§ Instruction
In the material below, the lines containing the word "York" are required; copy each of them.

§ Dataset records
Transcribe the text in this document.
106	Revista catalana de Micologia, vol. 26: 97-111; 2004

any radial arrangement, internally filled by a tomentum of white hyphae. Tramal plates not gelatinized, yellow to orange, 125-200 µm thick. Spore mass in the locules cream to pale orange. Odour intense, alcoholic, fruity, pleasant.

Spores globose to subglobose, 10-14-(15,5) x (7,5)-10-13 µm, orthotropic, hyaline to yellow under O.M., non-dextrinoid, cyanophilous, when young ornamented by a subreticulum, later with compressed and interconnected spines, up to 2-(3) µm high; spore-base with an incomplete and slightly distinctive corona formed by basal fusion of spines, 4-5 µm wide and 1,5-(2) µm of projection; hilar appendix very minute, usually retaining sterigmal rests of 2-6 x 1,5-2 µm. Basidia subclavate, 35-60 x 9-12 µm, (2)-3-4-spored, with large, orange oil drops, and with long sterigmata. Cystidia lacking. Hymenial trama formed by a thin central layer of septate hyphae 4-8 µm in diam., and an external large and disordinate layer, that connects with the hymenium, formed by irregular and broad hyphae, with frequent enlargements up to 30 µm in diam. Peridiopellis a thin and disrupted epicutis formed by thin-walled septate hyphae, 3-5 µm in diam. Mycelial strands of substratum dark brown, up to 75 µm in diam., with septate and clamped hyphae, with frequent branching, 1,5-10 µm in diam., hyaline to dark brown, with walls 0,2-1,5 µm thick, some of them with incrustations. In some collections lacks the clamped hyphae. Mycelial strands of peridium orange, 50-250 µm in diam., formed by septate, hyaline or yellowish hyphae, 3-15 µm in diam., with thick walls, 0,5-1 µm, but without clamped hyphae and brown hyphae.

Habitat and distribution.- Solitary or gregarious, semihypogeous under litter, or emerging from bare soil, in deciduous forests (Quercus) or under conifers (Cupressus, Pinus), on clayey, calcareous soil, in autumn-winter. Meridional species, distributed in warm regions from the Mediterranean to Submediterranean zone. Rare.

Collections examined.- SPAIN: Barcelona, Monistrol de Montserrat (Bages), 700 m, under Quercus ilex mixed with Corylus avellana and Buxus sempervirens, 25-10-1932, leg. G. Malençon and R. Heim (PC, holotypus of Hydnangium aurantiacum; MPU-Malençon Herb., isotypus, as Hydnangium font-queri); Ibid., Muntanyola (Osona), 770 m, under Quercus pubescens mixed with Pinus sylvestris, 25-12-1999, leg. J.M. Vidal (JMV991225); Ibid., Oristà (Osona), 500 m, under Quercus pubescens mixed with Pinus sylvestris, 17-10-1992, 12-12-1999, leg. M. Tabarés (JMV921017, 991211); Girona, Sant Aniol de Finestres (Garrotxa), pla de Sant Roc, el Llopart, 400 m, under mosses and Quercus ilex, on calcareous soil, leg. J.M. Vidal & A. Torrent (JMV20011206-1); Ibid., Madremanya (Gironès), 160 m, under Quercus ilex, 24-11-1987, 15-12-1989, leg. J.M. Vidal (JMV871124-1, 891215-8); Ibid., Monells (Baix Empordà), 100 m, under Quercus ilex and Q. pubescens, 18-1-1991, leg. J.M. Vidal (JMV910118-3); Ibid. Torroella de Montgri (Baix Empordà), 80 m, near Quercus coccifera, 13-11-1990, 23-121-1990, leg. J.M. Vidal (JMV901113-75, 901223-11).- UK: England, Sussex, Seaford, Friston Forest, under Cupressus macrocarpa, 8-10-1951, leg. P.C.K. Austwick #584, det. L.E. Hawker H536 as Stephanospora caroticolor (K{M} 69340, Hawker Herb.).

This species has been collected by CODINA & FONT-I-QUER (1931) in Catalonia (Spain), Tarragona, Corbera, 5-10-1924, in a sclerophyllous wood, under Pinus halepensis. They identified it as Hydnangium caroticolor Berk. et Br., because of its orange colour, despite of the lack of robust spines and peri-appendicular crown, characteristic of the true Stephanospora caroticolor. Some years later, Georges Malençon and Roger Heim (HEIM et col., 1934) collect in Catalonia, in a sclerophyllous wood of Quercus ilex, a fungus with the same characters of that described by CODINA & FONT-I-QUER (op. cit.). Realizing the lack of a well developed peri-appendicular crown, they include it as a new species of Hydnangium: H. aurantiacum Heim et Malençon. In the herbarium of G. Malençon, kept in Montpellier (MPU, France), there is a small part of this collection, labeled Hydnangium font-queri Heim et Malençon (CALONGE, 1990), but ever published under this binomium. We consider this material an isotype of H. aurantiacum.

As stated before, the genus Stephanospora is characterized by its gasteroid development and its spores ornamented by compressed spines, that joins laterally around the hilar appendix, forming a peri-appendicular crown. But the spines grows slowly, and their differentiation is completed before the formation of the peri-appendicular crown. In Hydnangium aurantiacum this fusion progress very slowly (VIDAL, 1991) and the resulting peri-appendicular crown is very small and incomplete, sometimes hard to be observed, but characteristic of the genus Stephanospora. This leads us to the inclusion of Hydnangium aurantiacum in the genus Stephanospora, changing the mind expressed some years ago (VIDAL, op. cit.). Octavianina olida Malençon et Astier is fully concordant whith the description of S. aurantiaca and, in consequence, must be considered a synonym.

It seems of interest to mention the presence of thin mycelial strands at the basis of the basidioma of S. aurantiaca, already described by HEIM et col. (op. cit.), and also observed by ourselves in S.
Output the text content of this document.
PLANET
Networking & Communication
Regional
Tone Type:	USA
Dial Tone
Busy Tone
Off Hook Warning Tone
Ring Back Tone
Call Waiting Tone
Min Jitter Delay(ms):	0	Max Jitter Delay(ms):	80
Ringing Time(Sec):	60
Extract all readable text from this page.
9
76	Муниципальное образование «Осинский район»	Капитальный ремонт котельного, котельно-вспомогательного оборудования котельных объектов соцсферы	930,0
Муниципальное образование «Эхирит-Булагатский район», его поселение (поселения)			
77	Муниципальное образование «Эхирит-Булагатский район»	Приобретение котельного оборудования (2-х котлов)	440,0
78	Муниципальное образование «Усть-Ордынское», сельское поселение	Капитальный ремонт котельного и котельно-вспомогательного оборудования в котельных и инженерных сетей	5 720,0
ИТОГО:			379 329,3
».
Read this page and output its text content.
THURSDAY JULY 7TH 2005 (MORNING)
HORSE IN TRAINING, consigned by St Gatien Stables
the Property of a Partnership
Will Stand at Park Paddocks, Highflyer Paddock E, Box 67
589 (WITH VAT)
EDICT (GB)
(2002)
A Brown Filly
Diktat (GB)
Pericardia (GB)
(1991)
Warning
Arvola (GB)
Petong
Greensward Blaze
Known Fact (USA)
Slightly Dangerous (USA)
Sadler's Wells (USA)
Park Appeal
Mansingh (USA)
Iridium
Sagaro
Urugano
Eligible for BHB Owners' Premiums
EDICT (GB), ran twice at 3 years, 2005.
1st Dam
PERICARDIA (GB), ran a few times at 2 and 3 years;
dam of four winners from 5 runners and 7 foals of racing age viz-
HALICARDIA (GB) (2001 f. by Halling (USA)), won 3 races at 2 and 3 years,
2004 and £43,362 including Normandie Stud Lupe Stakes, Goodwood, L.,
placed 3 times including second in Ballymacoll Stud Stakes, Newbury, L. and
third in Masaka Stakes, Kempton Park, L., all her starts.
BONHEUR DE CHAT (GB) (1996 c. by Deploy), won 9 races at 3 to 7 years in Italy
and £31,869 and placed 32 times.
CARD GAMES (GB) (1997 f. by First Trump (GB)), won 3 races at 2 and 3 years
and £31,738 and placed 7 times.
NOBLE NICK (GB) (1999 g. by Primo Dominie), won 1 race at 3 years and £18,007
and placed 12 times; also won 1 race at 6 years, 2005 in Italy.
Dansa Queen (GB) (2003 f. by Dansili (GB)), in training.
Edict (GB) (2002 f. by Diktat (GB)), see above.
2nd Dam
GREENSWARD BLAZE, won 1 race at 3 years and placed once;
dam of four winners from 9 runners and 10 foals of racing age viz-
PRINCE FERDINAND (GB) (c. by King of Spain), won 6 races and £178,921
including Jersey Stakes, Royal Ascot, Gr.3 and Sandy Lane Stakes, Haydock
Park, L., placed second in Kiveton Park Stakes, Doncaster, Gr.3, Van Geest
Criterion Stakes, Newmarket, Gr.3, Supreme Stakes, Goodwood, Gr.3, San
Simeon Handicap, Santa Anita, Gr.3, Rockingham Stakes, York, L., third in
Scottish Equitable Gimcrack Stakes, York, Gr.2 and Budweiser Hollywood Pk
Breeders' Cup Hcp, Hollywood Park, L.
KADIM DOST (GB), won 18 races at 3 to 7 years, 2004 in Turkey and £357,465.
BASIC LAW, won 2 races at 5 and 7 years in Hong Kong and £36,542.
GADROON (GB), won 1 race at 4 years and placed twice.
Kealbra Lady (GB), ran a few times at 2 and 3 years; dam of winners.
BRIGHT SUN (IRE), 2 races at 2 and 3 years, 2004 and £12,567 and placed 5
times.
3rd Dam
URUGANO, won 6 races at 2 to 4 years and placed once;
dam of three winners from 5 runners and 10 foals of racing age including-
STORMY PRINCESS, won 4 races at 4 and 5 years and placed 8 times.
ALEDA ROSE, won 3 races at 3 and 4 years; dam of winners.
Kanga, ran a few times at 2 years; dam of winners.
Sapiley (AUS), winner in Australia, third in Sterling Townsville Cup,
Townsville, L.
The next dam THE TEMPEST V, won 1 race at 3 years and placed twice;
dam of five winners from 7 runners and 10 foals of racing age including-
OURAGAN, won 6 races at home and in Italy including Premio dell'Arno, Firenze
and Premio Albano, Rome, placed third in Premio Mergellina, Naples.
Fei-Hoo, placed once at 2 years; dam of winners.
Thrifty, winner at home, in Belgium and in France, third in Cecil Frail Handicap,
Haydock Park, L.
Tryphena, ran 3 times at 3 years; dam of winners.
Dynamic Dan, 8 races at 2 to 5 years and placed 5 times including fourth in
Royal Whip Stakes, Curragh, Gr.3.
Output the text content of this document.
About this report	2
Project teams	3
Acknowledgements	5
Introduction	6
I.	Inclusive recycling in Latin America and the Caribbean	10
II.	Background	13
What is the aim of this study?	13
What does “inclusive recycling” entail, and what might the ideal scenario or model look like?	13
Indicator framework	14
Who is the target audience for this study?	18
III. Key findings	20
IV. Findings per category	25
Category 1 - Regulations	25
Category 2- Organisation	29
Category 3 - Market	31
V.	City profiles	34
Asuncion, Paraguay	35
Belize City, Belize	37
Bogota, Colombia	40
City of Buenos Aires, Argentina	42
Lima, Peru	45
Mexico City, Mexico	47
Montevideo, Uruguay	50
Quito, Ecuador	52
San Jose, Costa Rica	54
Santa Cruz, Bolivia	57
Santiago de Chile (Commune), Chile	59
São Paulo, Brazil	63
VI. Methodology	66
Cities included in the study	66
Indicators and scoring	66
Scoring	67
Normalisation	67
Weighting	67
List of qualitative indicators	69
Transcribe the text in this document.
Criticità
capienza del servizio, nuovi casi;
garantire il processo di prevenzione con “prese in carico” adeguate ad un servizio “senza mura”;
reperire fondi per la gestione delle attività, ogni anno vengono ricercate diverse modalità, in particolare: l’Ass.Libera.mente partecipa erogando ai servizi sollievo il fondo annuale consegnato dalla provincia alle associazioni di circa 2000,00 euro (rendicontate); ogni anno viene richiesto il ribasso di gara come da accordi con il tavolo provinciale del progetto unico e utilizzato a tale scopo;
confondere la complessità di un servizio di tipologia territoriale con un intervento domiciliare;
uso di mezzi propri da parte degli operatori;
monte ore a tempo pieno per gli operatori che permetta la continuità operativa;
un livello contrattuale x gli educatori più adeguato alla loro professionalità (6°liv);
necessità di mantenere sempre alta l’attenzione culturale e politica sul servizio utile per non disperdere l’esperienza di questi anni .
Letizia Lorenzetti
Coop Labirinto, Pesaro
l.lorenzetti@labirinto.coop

§ Finished answer
Simeon Handicap, Santa Anita, Gr.3, Rockingham Stakes, York, L., third in
Scottish Equitable Gimcrack Stakes, York, Gr.2 and Budweiser Hollywood Pk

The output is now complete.